**The exercise:**
Copy the lines holding the word "类手持式电动工具", all of them.

· · · ·

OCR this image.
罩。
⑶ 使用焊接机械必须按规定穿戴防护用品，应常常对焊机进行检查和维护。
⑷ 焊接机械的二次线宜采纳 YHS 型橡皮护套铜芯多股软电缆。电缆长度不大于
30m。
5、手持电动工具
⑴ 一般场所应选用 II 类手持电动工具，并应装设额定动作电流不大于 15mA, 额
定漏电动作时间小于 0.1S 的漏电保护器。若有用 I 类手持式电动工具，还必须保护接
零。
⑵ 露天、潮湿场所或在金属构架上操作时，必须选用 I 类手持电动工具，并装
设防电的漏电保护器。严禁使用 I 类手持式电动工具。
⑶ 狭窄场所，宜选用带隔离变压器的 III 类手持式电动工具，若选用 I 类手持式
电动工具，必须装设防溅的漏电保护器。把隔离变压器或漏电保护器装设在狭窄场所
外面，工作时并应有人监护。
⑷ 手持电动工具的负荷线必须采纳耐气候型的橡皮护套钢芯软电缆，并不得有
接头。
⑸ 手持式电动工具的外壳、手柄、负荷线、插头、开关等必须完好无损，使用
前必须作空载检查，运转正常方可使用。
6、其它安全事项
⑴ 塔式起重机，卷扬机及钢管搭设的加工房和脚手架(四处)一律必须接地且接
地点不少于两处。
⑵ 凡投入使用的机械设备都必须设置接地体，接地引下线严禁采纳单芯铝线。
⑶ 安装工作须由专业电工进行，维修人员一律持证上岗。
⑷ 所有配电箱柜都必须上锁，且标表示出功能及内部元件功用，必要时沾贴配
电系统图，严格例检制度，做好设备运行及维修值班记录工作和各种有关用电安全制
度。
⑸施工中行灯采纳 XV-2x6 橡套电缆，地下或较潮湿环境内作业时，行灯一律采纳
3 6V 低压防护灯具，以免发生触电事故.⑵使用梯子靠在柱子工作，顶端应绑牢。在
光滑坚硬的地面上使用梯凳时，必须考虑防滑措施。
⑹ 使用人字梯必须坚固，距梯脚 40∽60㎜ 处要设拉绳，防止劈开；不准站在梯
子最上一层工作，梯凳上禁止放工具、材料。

· · · ·

**Response:**
定漏电动作时间小于 0.1S 的漏电保护器。若有用 I 类手持式电动工具，还必须保护接
设防电的漏电保护器。严禁使用 I 类手持式电动工具。
⑶ 狭窄场所，宜选用带隔离变压器的 III 类手持式电动工具，若选用 I 类手持式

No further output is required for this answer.